• Description of the task: Update the rows below by replacing every "number badge" with "numbered circle" and leave everything else untouched.

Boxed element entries
-- start --
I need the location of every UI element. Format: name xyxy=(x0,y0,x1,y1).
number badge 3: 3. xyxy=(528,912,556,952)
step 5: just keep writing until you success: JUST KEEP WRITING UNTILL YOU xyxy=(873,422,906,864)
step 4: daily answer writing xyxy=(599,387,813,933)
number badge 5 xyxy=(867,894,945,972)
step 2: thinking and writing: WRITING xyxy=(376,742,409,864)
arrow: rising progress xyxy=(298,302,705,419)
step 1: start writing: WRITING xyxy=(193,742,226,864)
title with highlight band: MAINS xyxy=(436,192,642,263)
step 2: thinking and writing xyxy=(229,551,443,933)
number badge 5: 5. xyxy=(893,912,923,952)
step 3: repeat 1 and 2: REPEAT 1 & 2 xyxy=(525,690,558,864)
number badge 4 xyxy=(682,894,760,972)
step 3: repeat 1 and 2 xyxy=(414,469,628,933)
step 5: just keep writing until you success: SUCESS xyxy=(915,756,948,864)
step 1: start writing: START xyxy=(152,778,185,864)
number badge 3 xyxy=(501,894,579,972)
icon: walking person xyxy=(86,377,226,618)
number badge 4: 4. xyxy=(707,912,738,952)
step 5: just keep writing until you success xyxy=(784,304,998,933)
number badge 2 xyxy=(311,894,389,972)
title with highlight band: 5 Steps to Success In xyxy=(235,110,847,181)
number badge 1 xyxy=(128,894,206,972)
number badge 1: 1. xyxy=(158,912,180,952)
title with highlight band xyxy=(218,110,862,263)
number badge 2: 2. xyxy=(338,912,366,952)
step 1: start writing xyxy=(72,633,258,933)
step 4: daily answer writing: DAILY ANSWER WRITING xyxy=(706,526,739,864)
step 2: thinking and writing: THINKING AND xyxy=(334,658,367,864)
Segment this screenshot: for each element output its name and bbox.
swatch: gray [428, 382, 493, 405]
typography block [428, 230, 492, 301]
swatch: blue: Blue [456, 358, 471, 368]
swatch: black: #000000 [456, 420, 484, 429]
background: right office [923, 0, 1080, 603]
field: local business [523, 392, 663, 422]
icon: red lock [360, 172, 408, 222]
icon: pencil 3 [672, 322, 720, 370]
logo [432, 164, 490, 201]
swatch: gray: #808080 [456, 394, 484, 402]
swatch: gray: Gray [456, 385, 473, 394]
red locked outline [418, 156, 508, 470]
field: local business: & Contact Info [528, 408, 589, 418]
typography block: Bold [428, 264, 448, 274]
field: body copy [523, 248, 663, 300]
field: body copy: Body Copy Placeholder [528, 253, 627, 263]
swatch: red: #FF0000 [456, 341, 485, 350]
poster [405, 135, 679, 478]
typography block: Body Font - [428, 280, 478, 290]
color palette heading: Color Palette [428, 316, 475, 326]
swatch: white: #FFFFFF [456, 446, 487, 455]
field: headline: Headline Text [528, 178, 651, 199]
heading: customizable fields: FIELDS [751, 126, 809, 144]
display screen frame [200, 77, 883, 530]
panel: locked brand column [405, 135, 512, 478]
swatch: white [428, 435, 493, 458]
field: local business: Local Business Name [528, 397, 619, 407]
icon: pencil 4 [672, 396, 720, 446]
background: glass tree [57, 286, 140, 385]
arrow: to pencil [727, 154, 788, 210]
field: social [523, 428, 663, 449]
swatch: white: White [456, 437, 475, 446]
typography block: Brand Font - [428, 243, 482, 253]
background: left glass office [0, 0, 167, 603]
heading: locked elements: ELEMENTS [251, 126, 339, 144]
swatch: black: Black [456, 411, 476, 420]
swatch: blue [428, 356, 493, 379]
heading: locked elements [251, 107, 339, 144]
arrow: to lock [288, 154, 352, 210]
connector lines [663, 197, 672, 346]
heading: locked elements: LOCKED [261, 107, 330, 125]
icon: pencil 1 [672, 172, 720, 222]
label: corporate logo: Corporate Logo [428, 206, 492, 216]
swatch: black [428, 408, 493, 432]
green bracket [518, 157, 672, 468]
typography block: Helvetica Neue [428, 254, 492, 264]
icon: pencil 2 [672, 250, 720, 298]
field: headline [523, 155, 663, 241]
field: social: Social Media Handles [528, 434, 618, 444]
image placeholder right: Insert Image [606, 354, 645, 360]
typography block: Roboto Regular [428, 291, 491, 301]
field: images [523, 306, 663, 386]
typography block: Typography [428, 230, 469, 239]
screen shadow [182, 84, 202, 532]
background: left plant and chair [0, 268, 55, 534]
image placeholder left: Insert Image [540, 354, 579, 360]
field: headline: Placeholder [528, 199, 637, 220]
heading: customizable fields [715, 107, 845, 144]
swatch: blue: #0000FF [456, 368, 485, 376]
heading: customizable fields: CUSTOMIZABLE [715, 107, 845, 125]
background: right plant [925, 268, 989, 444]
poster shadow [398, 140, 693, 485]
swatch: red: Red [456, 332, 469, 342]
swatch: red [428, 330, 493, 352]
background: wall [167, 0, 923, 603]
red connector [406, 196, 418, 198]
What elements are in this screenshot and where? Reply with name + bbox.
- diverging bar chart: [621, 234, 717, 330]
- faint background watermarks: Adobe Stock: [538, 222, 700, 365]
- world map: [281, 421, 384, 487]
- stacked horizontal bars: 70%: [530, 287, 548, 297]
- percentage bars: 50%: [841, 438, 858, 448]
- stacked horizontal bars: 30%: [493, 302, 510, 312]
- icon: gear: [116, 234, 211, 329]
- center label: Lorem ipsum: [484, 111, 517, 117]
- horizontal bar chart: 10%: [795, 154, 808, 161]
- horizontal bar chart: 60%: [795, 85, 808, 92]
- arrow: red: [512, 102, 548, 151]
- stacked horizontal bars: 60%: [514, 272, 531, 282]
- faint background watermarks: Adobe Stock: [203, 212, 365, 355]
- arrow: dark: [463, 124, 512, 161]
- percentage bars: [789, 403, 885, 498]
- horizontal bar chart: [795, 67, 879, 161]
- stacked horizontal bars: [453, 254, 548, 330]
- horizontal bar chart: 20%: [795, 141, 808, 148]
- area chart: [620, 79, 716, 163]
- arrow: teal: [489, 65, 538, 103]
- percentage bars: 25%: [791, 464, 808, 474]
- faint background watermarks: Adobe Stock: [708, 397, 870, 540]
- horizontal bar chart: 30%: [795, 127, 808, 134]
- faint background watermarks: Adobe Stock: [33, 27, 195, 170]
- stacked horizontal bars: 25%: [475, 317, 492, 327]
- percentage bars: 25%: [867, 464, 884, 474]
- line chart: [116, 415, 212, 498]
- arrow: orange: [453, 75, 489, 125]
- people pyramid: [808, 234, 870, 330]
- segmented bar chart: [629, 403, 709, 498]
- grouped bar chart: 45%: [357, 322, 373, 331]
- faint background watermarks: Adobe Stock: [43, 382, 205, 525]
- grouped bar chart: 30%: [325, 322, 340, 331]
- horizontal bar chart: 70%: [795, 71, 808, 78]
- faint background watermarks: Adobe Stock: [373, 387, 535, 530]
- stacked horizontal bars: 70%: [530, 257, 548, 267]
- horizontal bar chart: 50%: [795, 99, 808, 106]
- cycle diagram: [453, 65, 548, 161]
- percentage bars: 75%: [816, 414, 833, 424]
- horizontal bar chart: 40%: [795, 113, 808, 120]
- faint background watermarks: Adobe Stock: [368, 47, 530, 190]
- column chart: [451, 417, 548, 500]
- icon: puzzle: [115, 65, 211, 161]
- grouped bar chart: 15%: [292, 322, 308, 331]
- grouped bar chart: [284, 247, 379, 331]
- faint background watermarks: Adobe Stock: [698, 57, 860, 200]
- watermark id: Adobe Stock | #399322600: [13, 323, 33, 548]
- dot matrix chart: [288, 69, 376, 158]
-- end --
• Exercise answer:
I need the location of every UI element. Format: name xyxy=(x0,y0,x1,y1).
numbered circle 3: 3. xyxy=(528,912,556,952)
step 5: just keep writing until you success: JUST KEEP WRITING UNTILL YOU xyxy=(873,422,906,864)
step 4: daily answer writing xyxy=(599,387,813,933)
numbered circle 5 xyxy=(867,894,945,972)
step 2: thinking and writing: WRITING xyxy=(376,742,409,864)
arrow: rising progress xyxy=(298,302,705,419)
step 1: start writing: WRITING xyxy=(193,742,226,864)
title with highlight band: MAINS xyxy=(436,192,642,263)
step 2: thinking and writing xyxy=(229,551,443,933)
numbered circle 5: 5. xyxy=(893,912,923,952)
step 3: repeat 1 and 2: REPEAT 1 & 2 xyxy=(525,690,558,864)
numbered circle 4 xyxy=(682,894,760,972)
step 3: repeat 1 and 2 xyxy=(414,469,628,933)
step 5: just keep writing until you success: SUCESS xyxy=(915,756,948,864)
step 1: start writing: START xyxy=(152,778,185,864)
numbered circle 3 xyxy=(501,894,579,972)
icon: walking person xyxy=(86,377,226,618)
numbered circle 4: 4. xyxy=(707,912,738,952)
step 5: just keep writing until you success xyxy=(784,304,998,933)
numbered circle 2 xyxy=(311,894,389,972)
title with highlight band: 5 Steps to Success In xyxy=(235,110,847,181)
numbered circle 1 xyxy=(128,894,206,972)
numbered circle 1: 1. xyxy=(158,912,180,952)
title with highlight band xyxy=(218,110,862,263)
numbered circle 2: 2. xyxy=(338,912,366,952)
step 1: start writing xyxy=(72,633,258,933)
step 4: daily answer writing: DAILY ANSWER WRITING xyxy=(706,526,739,864)
step 2: thinking and writing: THINKING AND xyxy=(334,658,367,864)
Segment this screenshot: for each element output its name and bbox.
swatch: gray [428, 382, 493, 405]
typography block [428, 230, 492, 301]
swatch: blue: Blue [456, 358, 471, 368]
swatch: black: #000000 [456, 420, 484, 429]
background: right office [923, 0, 1080, 603]
field: local business [523, 392, 663, 422]
icon: red lock [360, 172, 408, 222]
icon: pencil 3 [672, 322, 720, 370]
logo [432, 164, 490, 201]
swatch: gray: #808080 [456, 394, 484, 402]
swatch: gray: Gray [456, 385, 473, 394]
red locked outline [418, 156, 508, 470]
field: local business: & Contact Info [528, 408, 589, 418]
typography block: Bold [428, 264, 448, 274]
field: body copy [523, 248, 663, 300]
field: body copy: Body Copy Placeholder [528, 253, 627, 263]
swatch: red: #FF0000 [456, 341, 485, 350]
poster [405, 135, 679, 478]
typography block: Body Font - [428, 280, 478, 290]
color palette heading: Color Palette [428, 316, 475, 326]
swatch: white: #FFFFFF [456, 446, 487, 455]
field: headline: Headline Text [528, 178, 651, 199]
heading: customizable fields: FIELDS [751, 126, 809, 144]
display screen frame [200, 77, 883, 530]
panel: locked brand column [405, 135, 512, 478]
swatch: white [428, 435, 493, 458]
field: local business: Local Business Name [528, 397, 619, 407]
icon: pencil 4 [672, 396, 720, 446]
background: glass tree [57, 286, 140, 385]
arrow: to pencil [727, 154, 788, 210]
field: social [523, 428, 663, 449]
swatch: white: White [456, 437, 475, 446]
typography block: Brand Font - [428, 243, 482, 253]
background: left glass office [0, 0, 167, 603]
heading: locked elements: ELEMENTS [251, 126, 339, 144]
swatch: black: Black [456, 411, 476, 420]
swatch: blue [428, 356, 493, 379]
heading: locked elements [251, 107, 339, 144]
arrow: to lock [288, 154, 352, 210]
connector lines [663, 197, 672, 346]
heading: locked elements: LOCKED [261, 107, 330, 125]
icon: pencil 1 [672, 172, 720, 222]
label: corporate logo: Corporate Logo [428, 206, 492, 216]
swatch: black [428, 408, 493, 432]
green bracket [518, 157, 672, 468]
typography block: Helvetica Neue [428, 254, 492, 264]
icon: pencil 2 [672, 250, 720, 298]
field: headline [523, 155, 663, 241]
field: social: Social Media Handles [528, 434, 618, 444]
image placeholder right: Insert Image [606, 354, 645, 360]
typography block: Roboto Regular [428, 291, 491, 301]
field: images [523, 306, 663, 386]
typography block: Typography [428, 230, 469, 239]
screen shadow [182, 84, 202, 532]
background: left plant and chair [0, 268, 55, 534]
image placeholder left: Insert Image [540, 354, 579, 360]
field: headline: Placeholder [528, 199, 637, 220]
heading: customizable fields [715, 107, 845, 144]
swatch: blue: #0000FF [456, 368, 485, 376]
heading: customizable fields: CUSTOMIZABLE [715, 107, 845, 125]
background: right plant [925, 268, 989, 444]
poster shadow [398, 140, 693, 485]
swatch: red: Red [456, 332, 469, 342]
swatch: red [428, 330, 493, 352]
background: wall [167, 0, 923, 603]
red connector [406, 196, 418, 198]
What elements are in this screenshot and where? Reply with name + bbox.
- diverging bar chart: [621, 234, 717, 330]
- faint background watermarks: Adobe Stock: [538, 222, 700, 365]
- world map: [281, 421, 384, 487]
- stacked horizontal bars: 70%: [530, 287, 548, 297]
- percentage bars: 50%: [841, 438, 858, 448]
- stacked horizontal bars: 30%: [493, 302, 510, 312]
- icon: gear: [116, 234, 211, 329]
- center label: Lorem ipsum: [484, 111, 517, 117]
- horizontal bar chart: 10%: [795, 154, 808, 161]
- horizontal bar chart: 60%: [795, 85, 808, 92]
- arrow: red: [512, 102, 548, 151]
- stacked horizontal bars: 60%: [514, 272, 531, 282]
- faint background watermarks: Adobe Stock: [203, 212, 365, 355]
- arrow: dark: [463, 124, 512, 161]
- percentage bars: [789, 403, 885, 498]
- horizontal bar chart: [795, 67, 879, 161]
- stacked horizontal bars: [453, 254, 548, 330]
- horizontal bar chart: 20%: [795, 141, 808, 148]
- area chart: [620, 79, 716, 163]
- arrow: teal: [489, 65, 538, 103]
- percentage bars: 25%: [791, 464, 808, 474]
- faint background watermarks: Adobe Stock: [708, 397, 870, 540]
- horizontal bar chart: 30%: [795, 127, 808, 134]
- faint background watermarks: Adobe Stock: [33, 27, 195, 170]
- stacked horizontal bars: 25%: [475, 317, 492, 327]
- percentage bars: 25%: [867, 464, 884, 474]
- line chart: [116, 415, 212, 498]
- arrow: orange: [453, 75, 489, 125]
- people pyramid: [808, 234, 870, 330]
- segmented bar chart: [629, 403, 709, 498]
- grouped bar chart: 45%: [357, 322, 373, 331]
- faint background watermarks: Adobe Stock: [43, 382, 205, 525]
- grouped bar chart: 30%: [325, 322, 340, 331]
- horizontal bar chart: 70%: [795, 71, 808, 78]
- faint background watermarks: Adobe Stock: [373, 387, 535, 530]
- stacked horizontal bars: 70%: [530, 257, 548, 267]
- horizontal bar chart: 50%: [795, 99, 808, 106]
- cycle diagram: [453, 65, 548, 161]
- percentage bars: 75%: [816, 414, 833, 424]
- horizontal bar chart: 40%: [795, 113, 808, 120]
- faint background watermarks: Adobe Stock: [368, 47, 530, 190]
- column chart: [451, 417, 548, 500]
- icon: puzzle: [115, 65, 211, 161]
- grouped bar chart: 15%: [292, 322, 308, 331]
- grouped bar chart: [284, 247, 379, 331]
- faint background watermarks: Adobe Stock: [698, 57, 860, 200]
- watermark id: Adobe Stock | #399322600: [13, 323, 33, 548]
- dot matrix chart: [288, 69, 376, 158]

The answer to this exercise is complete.